Written request:
Your answer should be a single number: the count of lines holding the word "Requirements".

(Source records)
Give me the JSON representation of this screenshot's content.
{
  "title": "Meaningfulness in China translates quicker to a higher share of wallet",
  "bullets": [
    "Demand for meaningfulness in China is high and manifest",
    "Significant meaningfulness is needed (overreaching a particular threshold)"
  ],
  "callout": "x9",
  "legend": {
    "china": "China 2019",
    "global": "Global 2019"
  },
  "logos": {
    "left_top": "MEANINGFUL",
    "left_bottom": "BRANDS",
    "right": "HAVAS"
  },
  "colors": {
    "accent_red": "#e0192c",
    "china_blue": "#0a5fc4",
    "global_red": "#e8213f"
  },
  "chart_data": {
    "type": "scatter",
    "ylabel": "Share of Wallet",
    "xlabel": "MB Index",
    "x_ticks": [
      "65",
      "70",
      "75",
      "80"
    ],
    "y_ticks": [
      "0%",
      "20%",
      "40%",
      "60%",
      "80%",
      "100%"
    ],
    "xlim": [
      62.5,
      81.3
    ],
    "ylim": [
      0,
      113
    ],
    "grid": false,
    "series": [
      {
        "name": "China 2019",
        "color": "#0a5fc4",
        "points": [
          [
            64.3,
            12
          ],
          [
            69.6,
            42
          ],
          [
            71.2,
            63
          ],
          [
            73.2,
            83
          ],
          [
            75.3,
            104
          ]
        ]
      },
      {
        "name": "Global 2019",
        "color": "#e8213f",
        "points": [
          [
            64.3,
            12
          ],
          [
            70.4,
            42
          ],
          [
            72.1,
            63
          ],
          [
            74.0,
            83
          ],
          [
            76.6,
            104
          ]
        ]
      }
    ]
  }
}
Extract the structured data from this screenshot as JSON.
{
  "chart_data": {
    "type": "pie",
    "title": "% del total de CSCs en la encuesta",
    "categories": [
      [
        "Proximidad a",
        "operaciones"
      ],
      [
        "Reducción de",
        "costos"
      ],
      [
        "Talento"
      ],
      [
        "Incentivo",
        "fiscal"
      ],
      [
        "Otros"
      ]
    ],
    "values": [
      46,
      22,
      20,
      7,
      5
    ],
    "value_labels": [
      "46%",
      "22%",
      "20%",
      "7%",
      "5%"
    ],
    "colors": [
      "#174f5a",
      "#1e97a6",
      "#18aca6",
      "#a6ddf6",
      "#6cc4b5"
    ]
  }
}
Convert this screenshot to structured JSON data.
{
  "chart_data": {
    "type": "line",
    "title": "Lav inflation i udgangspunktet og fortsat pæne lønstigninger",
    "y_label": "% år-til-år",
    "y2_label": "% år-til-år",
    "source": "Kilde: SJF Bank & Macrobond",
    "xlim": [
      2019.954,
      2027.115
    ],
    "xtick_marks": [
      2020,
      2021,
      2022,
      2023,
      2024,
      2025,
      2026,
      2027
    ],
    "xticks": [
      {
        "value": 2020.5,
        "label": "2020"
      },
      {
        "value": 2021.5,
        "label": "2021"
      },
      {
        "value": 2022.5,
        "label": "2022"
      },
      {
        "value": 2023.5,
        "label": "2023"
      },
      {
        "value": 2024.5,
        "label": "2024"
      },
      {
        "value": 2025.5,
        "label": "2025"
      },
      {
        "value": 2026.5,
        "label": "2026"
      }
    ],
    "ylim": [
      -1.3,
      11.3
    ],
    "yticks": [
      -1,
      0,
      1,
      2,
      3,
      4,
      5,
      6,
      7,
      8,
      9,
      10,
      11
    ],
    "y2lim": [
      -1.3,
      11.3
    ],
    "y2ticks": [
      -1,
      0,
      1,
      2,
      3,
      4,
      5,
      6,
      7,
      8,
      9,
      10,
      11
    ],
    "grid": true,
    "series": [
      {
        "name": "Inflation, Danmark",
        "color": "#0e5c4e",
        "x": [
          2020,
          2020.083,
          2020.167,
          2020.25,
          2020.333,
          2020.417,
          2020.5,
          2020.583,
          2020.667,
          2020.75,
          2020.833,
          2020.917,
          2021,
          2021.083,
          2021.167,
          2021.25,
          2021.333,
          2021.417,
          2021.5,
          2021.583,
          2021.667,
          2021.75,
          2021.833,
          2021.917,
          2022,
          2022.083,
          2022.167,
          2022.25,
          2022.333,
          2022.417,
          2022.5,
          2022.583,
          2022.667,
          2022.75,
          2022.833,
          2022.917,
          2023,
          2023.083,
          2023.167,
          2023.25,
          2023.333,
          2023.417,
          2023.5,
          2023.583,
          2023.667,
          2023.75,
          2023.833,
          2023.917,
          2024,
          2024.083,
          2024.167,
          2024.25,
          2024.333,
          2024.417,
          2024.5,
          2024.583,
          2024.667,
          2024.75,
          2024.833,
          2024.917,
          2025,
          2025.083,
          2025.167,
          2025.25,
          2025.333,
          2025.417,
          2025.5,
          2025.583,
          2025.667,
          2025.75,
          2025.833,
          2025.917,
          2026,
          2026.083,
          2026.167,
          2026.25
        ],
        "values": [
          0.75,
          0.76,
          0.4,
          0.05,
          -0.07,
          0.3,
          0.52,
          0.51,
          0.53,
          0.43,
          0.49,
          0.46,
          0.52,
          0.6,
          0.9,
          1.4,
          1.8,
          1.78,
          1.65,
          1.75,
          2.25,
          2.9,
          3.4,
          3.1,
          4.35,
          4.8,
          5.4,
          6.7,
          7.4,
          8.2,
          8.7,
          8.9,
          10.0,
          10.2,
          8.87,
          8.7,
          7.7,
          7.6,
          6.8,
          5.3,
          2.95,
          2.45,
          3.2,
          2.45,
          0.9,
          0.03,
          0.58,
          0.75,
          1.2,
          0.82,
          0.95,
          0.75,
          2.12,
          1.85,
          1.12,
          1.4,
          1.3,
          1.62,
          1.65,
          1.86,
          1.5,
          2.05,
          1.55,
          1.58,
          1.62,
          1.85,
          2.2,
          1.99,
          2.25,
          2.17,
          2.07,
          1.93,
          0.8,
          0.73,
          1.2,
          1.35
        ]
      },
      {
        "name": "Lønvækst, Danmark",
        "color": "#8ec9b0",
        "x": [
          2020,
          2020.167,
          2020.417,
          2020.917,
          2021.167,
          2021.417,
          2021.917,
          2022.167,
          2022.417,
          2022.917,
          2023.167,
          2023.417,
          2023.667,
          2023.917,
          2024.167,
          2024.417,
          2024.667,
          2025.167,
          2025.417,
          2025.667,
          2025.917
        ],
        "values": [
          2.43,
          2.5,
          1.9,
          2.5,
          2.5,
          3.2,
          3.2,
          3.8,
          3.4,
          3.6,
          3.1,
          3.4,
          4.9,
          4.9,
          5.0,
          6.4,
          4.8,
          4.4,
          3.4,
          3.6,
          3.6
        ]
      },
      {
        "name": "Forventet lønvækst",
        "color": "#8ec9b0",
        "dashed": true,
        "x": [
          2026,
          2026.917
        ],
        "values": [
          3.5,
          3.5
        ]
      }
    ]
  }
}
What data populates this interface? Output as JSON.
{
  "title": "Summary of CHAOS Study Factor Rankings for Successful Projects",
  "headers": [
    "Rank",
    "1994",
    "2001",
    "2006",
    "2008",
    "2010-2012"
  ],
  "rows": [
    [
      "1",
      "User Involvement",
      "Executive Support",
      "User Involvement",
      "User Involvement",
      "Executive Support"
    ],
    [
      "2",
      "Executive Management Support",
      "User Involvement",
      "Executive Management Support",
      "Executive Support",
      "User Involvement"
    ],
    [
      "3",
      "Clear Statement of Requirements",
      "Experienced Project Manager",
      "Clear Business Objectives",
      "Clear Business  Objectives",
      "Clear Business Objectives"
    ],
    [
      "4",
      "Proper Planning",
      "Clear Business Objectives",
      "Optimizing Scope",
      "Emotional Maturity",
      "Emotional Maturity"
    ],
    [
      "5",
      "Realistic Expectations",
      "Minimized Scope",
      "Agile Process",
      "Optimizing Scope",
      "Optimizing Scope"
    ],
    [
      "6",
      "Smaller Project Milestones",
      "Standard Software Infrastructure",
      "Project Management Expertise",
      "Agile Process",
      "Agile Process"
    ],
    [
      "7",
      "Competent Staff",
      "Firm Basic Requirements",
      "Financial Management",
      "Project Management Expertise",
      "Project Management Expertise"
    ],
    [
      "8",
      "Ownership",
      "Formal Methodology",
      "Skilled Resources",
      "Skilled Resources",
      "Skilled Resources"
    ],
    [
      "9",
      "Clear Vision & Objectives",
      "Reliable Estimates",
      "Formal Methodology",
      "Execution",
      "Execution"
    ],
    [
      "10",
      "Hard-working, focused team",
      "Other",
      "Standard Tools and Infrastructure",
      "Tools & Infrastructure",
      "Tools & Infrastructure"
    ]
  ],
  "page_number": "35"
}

Exercise result:
2